**The task:**
Print the items below unchanged, starting at the line containing "- Bar: [54, 124, 277, 136]" and continuing through the last line of the items, with both of those lines included.

=== Records for this exercise ===

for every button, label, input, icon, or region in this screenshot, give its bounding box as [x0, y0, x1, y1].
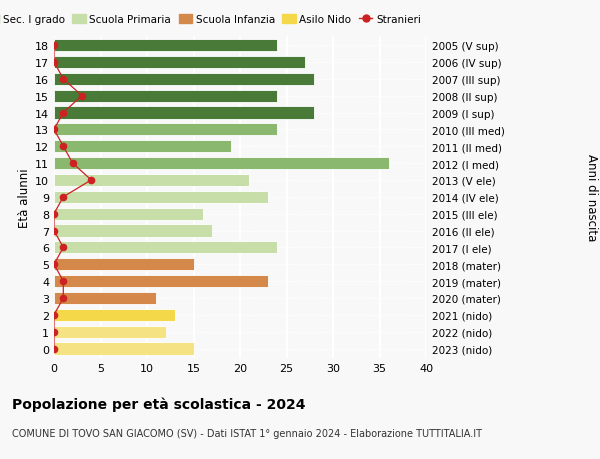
- Bar: [54, 124, 277, 136]
- Text: Popolazione per età scolastica - 2024: Popolazione per età scolastica - 2024: [12, 397, 305, 412]
- Bar: [54, 107, 314, 119]
- Bar: [54, 158, 389, 170]
- Bar: [54, 343, 193, 355]
- Bar: [54, 90, 277, 102]
- Bar: [54, 258, 193, 271]
- Bar: [54, 225, 212, 237]
- Text: Anni di nascita: Anni di nascita: [584, 154, 598, 241]
- Bar: [54, 57, 305, 69]
- Bar: [54, 174, 250, 187]
- Bar: [54, 242, 277, 254]
- Bar: [54, 326, 166, 338]
- Bar: [54, 292, 156, 304]
- Bar: [54, 275, 268, 287]
- Bar: [54, 73, 314, 86]
- Bar: [54, 208, 203, 220]
- Bar: [54, 40, 277, 52]
- Bar: [54, 141, 231, 153]
- Legend: Sec. II grado, Sec. I grado, Scuola Primaria, Scuola Infanzia, Asilo Nido, Stran: Sec. II grado, Sec. I grado, Scuola Prim…: [0, 15, 421, 25]
- Y-axis label: Età alunni: Età alunni: [18, 168, 31, 227]
- Bar: [54, 191, 268, 203]
- Text: COMUNE DI TOVO SAN GIACOMO (SV) - Dati ISTAT 1° gennaio 2024 - Elaborazione TUTT: COMUNE DI TOVO SAN GIACOMO (SV) - Dati I…: [12, 428, 482, 438]
- Bar: [54, 309, 175, 321]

===

**Answer below:**
- Bar: [54, 124, 277, 136]
- Text: Popolazione per età scolastica - 2024: Popolazione per età scolastica - 2024: [12, 397, 305, 412]
- Bar: [54, 107, 314, 119]
- Bar: [54, 158, 389, 170]
- Bar: [54, 343, 193, 355]
- Bar: [54, 90, 277, 102]
- Bar: [54, 258, 193, 271]
- Bar: [54, 225, 212, 237]
- Text: Anni di nascita: Anni di nascita: [584, 154, 598, 241]
- Bar: [54, 57, 305, 69]
- Bar: [54, 174, 250, 187]
- Bar: [54, 242, 277, 254]
- Bar: [54, 326, 166, 338]
- Bar: [54, 292, 156, 304]
- Bar: [54, 275, 268, 287]
- Bar: [54, 73, 314, 86]
- Bar: [54, 208, 203, 220]
- Bar: [54, 40, 277, 52]
- Bar: [54, 141, 231, 153]
- Legend: Sec. II grado, Sec. I grado, Scuola Primaria, Scuola Infanzia, Asilo Nido, Stran: Sec. II grado, Sec. I grado, Scuola Prim…: [0, 15, 421, 25]
- Y-axis label: Età alunni: Età alunni: [18, 168, 31, 227]
- Bar: [54, 191, 268, 203]
- Text: COMUNE DI TOVO SAN GIACOMO (SV) - Dati ISTAT 1° gennaio 2024 - Elaborazione TUTT: COMUNE DI TOVO SAN GIACOMO (SV) - Dati I…: [12, 428, 482, 438]
- Bar: [54, 309, 175, 321]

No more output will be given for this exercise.